** Source data **
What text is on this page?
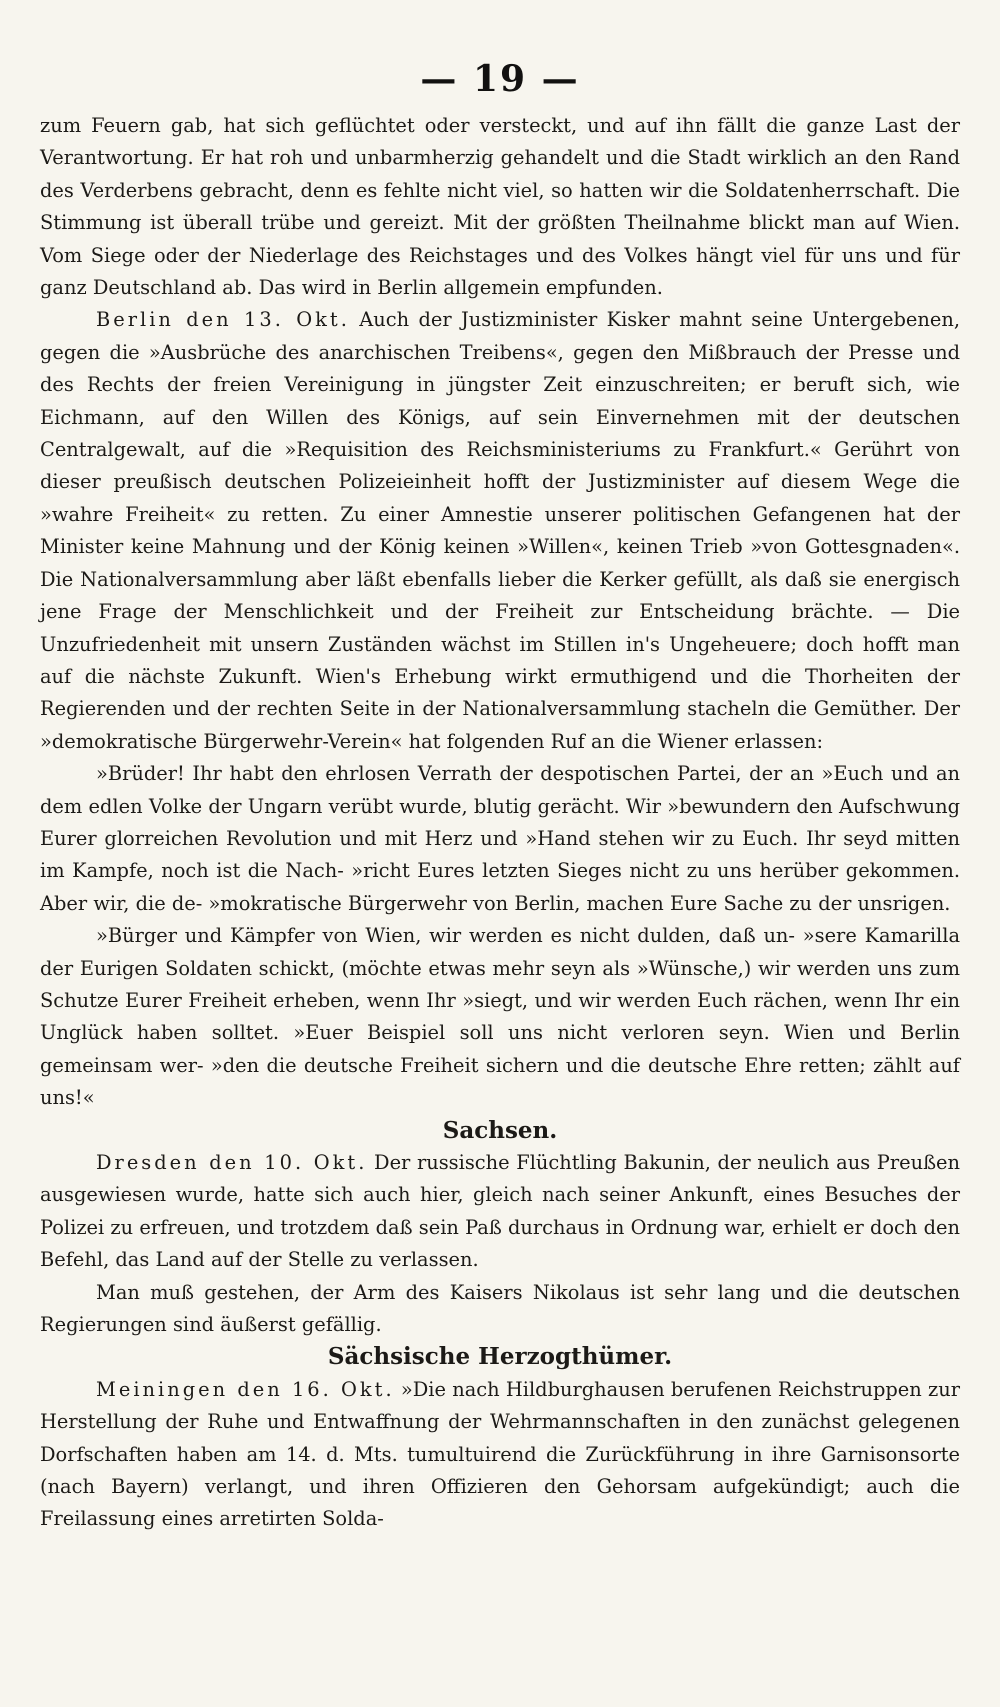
— 19 —

zum Feuern gab, hat sich geflüchtet oder versteckt, und auf ihn fällt die ganze Last der Verantwortung. Er hat roh und unbarmherzig gehandelt und die Stadt wirklich an den Rand des Verderbens gebracht, denn es fehlte nicht viel, so hatten wir die Soldatenherrschaft. Die Stimmung ist überall trübe und gereizt. Mit der größten Theilnahme blickt man auf Wien. Vom Siege oder der Niederlage des Reichstages und des Volkes hängt viel für uns und für ganz Deutschland ab. Das wird in Berlin allgemein empfunden.

Berlin den 13. Okt. Auch der Justizminister Kisker mahnt seine Untergebenen, gegen die »Ausbrüche des anarchischen Treibens«, gegen den Mißbrauch der Presse und des Rechts der freien Vereinigung in jüngster Zeit einzuschreiten; er beruft sich, wie Eichmann, auf den Willen des Königs, auf sein Einvernehmen mit der deutschen Centralgewalt, auf die »Requisition des Reichsministeriums zu Frankfurt.« Gerührt von dieser preußisch deutschen Polizeieinheit hofft der Justizminister auf diesem Wege die »wahre Freiheit« zu retten. Zu einer Amnestie unserer politischen Gefangenen hat der Minister keine Mahnung und der König keinen »Willen«, keinen Trieb »von Gottesgnaden«. Die Nationalversammlung aber läßt ebenfalls lieber die Kerker gefüllt, als daß sie energisch jene Frage der Menschlichkeit und der Freiheit zur Entscheidung brächte. — Die Unzufriedenheit mit unsern Zuständen wächst im Stillen in's Ungeheuere; doch hofft man auf die nächste Zukunft. Wien's Erhebung wirkt ermuthigend und die Thorheiten der Regierenden und der rechten Seite in der Nationalversammlung stacheln die Gemüther. Der »demokratische Bürgerwehr-Verein« hat folgenden Ruf an die Wiener erlassen:

»Brüder! Ihr habt den ehrlosen Verrath der despotischen Partei, der an »Euch und an dem edlen Volke der Ungarn verübt wurde, blutig gerächt. Wir »bewundern den Aufschwung Eurer glorreichen Revolution und mit Herz und »Hand stehen wir zu Euch. Ihr seyd mitten im Kampfe, noch ist die Nach- »richt Eures letzten Sieges nicht zu uns herüber gekommen. Aber wir, die de- »mokratische Bürgerwehr von Berlin, machen Eure Sache zu der unsrigen.

»Bürger und Kämpfer von Wien, wir werden es nicht dulden, daß un- »sere Kamarilla der Eurigen Soldaten schickt, (möchte etwas mehr seyn als »Wünsche,) wir werden uns zum Schutze Eurer Freiheit erheben, wenn Ihr »siegt, und wir werden Euch rächen, wenn Ihr ein Unglück haben solltet. »Euer Beispiel soll uns nicht verloren seyn. Wien und Berlin gemeinsam wer- »den die deutsche Freiheit sichern und die deutsche Ehre retten; zählt auf uns!«

Sachsen.

Dresden den 10. Okt. Der russische Flüchtling Bakunin, der neulich aus Preußen ausgewiesen wurde, hatte sich auch hier, gleich nach seiner Ankunft, eines Besuches der Polizei zu erfreuen, und trotzdem daß sein Paß durchaus in Ordnung war, erhielt er doch den Befehl, das Land auf der Stelle zu verlassen.

Man muß gestehen, der Arm des Kaisers Nikolaus ist sehr lang und die deutschen Regierungen sind äußerst gefällig.

Sächsische Herzogthümer.

Meiningen den 16. Okt. »Die nach Hildburghausen berufenen Reichstruppen zur Herstellung der Ruhe und Entwaffnung der Wehrmannschaften in den zunächst gelegenen Dorfschaften haben am 14. d. Mts. tumultuirend die Zurückführung in ihre Garnisonsorte (nach Bayern) verlangt, und ihren Offizieren den Gehorsam aufgekündigt; auch die Freilassung eines arretirten Solda-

** Problem description **
With the pictures left out, transcribe the material exactly.

** Result of this task **
What text is on this page?
— 19 —

zum Feuern gab, hat sich geflüchtet oder versteckt, und auf ihn fällt die ganze Last der Verantwortung. Er hat roh und unbarmherzig gehandelt und die Stadt wirklich an den Rand des Verderbens gebracht, denn es fehlte nicht viel, so hatten wir die Soldatenherrschaft. Die Stimmung ist überall trübe und gereizt. Mit der größten Theilnahme blickt man auf Wien. Vom Siege oder der Niederlage des Reichstages und des Volkes hängt viel für uns und für ganz Deutschland ab. Das wird in Berlin allgemein empfunden.

Berlin den 13. Okt. Auch der Justizminister Kisker mahnt seine Untergebenen, gegen die »Ausbrüche des anarchischen Treibens«, gegen den Mißbrauch der Presse und des Rechts der freien Vereinigung in jüngster Zeit einzuschreiten; er beruft sich, wie Eichmann, auf den Willen des Königs, auf sein Einvernehmen mit der deutschen Centralgewalt, auf die »Requisition des Reichsministeriums zu Frankfurt.« Gerührt von dieser preußisch deutschen Polizeieinheit hofft der Justizminister auf diesem Wege die »wahre Freiheit« zu retten. Zu einer Amnestie unserer politischen Gefangenen hat der Minister keine Mahnung und der König keinen »Willen«, keinen Trieb »von Gottesgnaden«. Die Nationalversammlung aber läßt ebenfalls lieber die Kerker gefüllt, als daß sie energisch jene Frage der Menschlichkeit und der Freiheit zur Entscheidung brächte. — Die Unzufriedenheit mit unsern Zuständen wächst im Stillen in's Ungeheuere; doch hofft man auf die nächste Zukunft. Wien's Erhebung wirkt ermuthigend und die Thorheiten der Regierenden und der rechten Seite in der Nationalversammlung stacheln die Gemüther. Der »demokratische Bürgerwehr-Verein« hat folgenden Ruf an die Wiener erlassen:

»Brüder! Ihr habt den ehrlosen Verrath der despotischen Partei, der an »Euch und an dem edlen Volke der Ungarn verübt wurde, blutig gerächt. Wir »bewundern den Aufschwung Eurer glorreichen Revolution und mit Herz und »Hand stehen wir zu Euch. Ihr seyd mitten im Kampfe, noch ist die Nach- »richt Eures letzten Sieges nicht zu uns herüber gekommen. Aber wir, die de- »mokratische Bürgerwehr von Berlin, machen Eure Sache zu der unsrigen.

»Bürger und Kämpfer von Wien, wir werden es nicht dulden, daß un- »sere Kamarilla der Eurigen Soldaten schickt, (möchte etwas mehr seyn als »Wünsche,) wir werden uns zum Schutze Eurer Freiheit erheben, wenn Ihr »siegt, und wir werden Euch rächen, wenn Ihr ein Unglück haben solltet. »Euer Beispiel soll uns nicht verloren seyn. Wien und Berlin gemeinsam wer- »den die deutsche Freiheit sichern und die deutsche Ehre retten; zählt auf uns!«

Sachsen.

Dresden den 10. Okt. Der russische Flüchtling Bakunin, der neulich aus Preußen ausgewiesen wurde, hatte sich auch hier, gleich nach seiner Ankunft, eines Besuches der Polizei zu erfreuen, und trotzdem daß sein Paß durchaus in Ordnung war, erhielt er doch den Befehl, das Land auf der Stelle zu verlassen.

Man muß gestehen, der Arm des Kaisers Nikolaus ist sehr lang und die deutschen Regierungen sind äußerst gefällig.

Sächsische Herzogthümer.

Meiningen den 16. Okt. »Die nach Hildburghausen berufenen Reichstruppen zur Herstellung der Ruhe und Entwaffnung der Wehrmannschaften in den zunächst gelegenen Dorfschaften haben am 14. d. Mts. tumultuirend die Zurückführung in ihre Garnisonsorte (nach Bayern) verlangt, und ihren Offizieren den Gehorsam aufgekündigt; auch die Freilassung eines arretirten Solda-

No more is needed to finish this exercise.